Set down each record below precisely, skipping the pictures.

· · · · ·

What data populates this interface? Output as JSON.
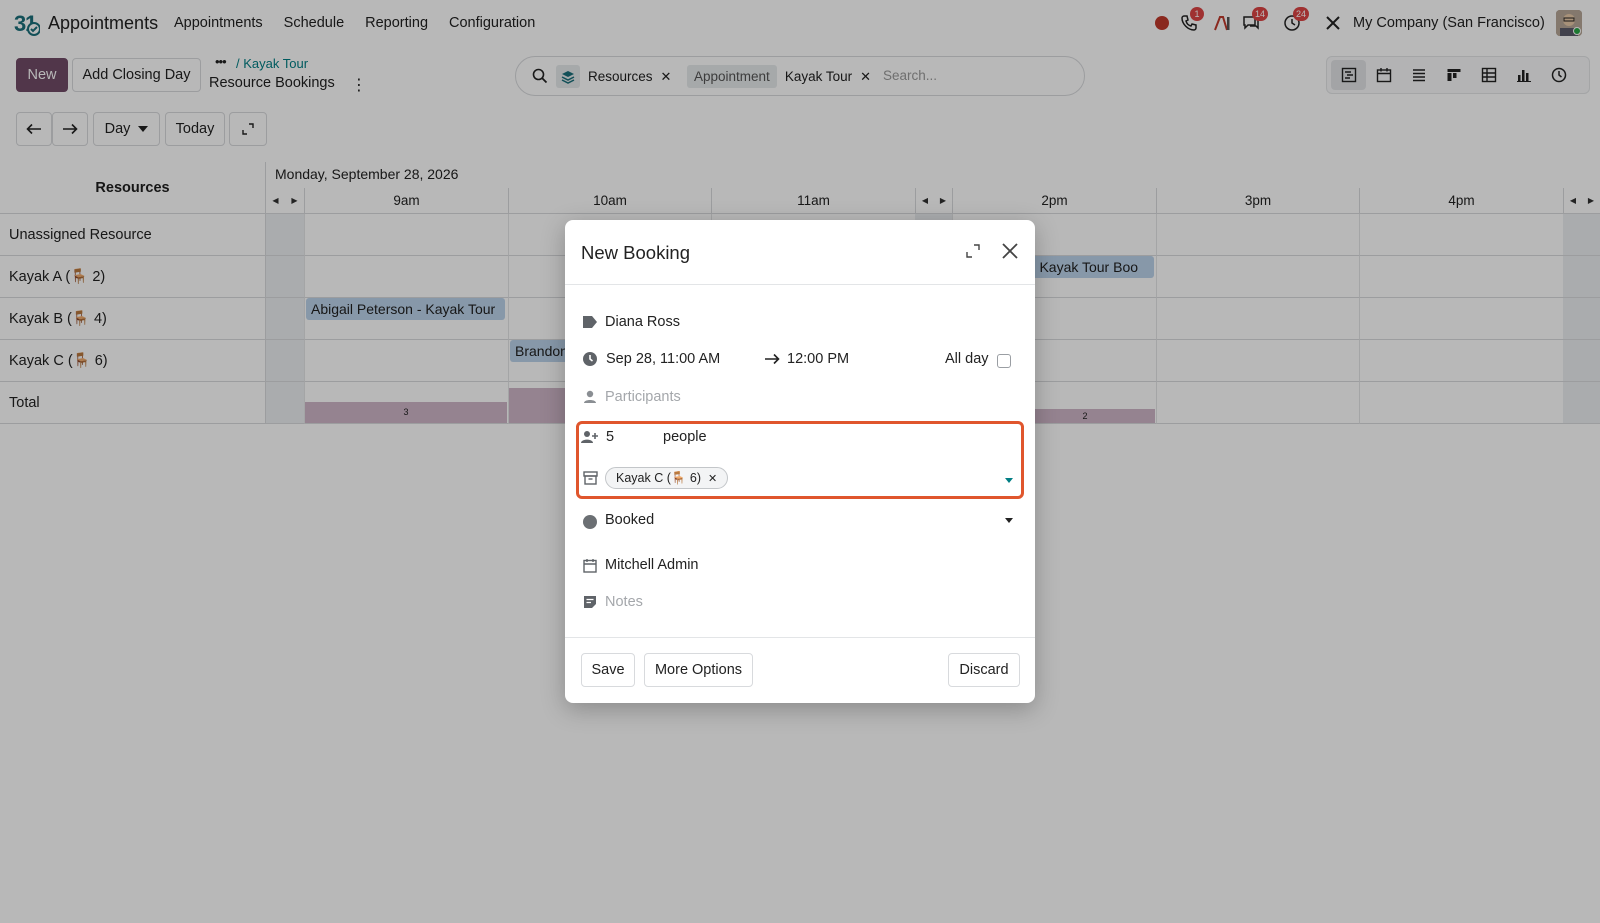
{
  "app": {
    "name": "Appointments"
  },
  "menu": [
    "Appointments",
    "Schedule",
    "Reporting",
    "Configuration"
  ],
  "systray": {
    "calls_badge": "1",
    "messages_badge": "14",
    "activities_badge": "24",
    "company": "My Company (San Francisco)"
  },
  "control": {
    "new_label": "New",
    "closing_day_label": "Add Closing Day",
    "breadcrumb_parent": "Kayak Tour",
    "breadcrumb_dots": "•••",
    "page_title": "Resource Bookings"
  },
  "search": {
    "facet_resources": "Resources",
    "facet_appointment_label": "Appointment",
    "facet_appointment_value": "Kayak Tour",
    "placeholder": "Search..."
  },
  "nav": {
    "scale_label": "Day",
    "today_label": "Today"
  },
  "gantt": {
    "header_label": "Resources",
    "date_label": "Monday, September 28, 2026",
    "columns": [
      "9am",
      "10am",
      "11am",
      "2pm",
      "3pm",
      "4pm"
    ],
    "rows": [
      "Unassigned Resource",
      "Kayak A (🪑 2)",
      "Kayak B (🪑 4)",
      "Kayak C (🪑 6)",
      "Total"
    ],
    "pills": [
      {
        "label": "Abigail Peterson - Kayak Tour"
      },
      {
        "label": "Brandon"
      },
      {
        "label": "z - Kayak Tour Boo"
      }
    ],
    "totals": [
      "3",
      "2"
    ]
  },
  "dialog": {
    "title": "New Booking",
    "customer": "Diana Ross",
    "start": "Sep 28, 11:00 AM",
    "end": "12:00 PM",
    "all_day_label": "All day",
    "participants_placeholder": "Participants",
    "capacity": "5",
    "capacity_unit": "people",
    "resource_tag": "Kayak C (🪑 6)",
    "state": "Booked",
    "organizer": "Mitchell Admin",
    "notes_placeholder": "Notes",
    "save_label": "Save",
    "more_options_label": "More Options",
    "discard_label": "Discard"
  },
  "colors": {
    "primary": "#714b67",
    "highlight": "#e0562d",
    "pill": "#bcd3ea",
    "total_bar": "#cfb6c8"
  }
}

· · · · ·

TASK ANSWER.
What data populates this interface? Output as JSON.
{
  "app": {
    "name": "Appointments"
  },
  "menu": [
    "Appointments",
    "Schedule",
    "Reporting",
    "Configuration"
  ],
  "systray": {
    "calls_badge": "1",
    "messages_badge": "14",
    "activities_badge": "24",
    "company": "My Company (San Francisco)"
  },
  "control": {
    "new_label": "New",
    "closing_day_label": "Add Closing Day",
    "breadcrumb_parent": "Kayak Tour",
    "breadcrumb_dots": "•••",
    "page_title": "Resource Bookings"
  },
  "search": {
    "facet_resources": "Resources",
    "facet_appointment_label": "Appointment",
    "facet_appointment_value": "Kayak Tour",
    "placeholder": "Search..."
  },
  "nav": {
    "scale_label": "Day",
    "today_label": "Today"
  },
  "gantt": {
    "header_label": "Resources",
    "date_label": "Monday, September 28, 2026",
    "columns": [
      "9am",
      "10am",
      "11am",
      "2pm",
      "3pm",
      "4pm"
    ],
    "rows": [
      "Unassigned Resource",
      "Kayak A (🪑 2)",
      "Kayak B (🪑 4)",
      "Kayak C (🪑 6)",
      "Total"
    ],
    "pills": [
      {
        "label": "Abigail Peterson - Kayak Tour"
      },
      {
        "label": "Brandon"
      },
      {
        "label": "z - Kayak Tour Boo"
      }
    ],
    "totals": [
      "3",
      "2"
    ]
  },
  "dialog": {
    "title": "New Booking",
    "customer": "Diana Ross",
    "start": "Sep 28, 11:00 AM",
    "end": "12:00 PM",
    "all_day_label": "All day",
    "participants_placeholder": "Participants",
    "capacity": "5",
    "capacity_unit": "people",
    "resource_tag": "Kayak C (🪑 6)",
    "state": "Booked",
    "organizer": "Mitchell Admin",
    "notes_placeholder": "Notes",
    "save_label": "Save",
    "more_options_label": "More Options",
    "discard_label": "Discard"
  },
  "colors": {
    "primary": "#714b67",
    "highlight": "#e0562d",
    "pill": "#bcd3ea",
    "total_bar": "#cfb6c8"
  }
}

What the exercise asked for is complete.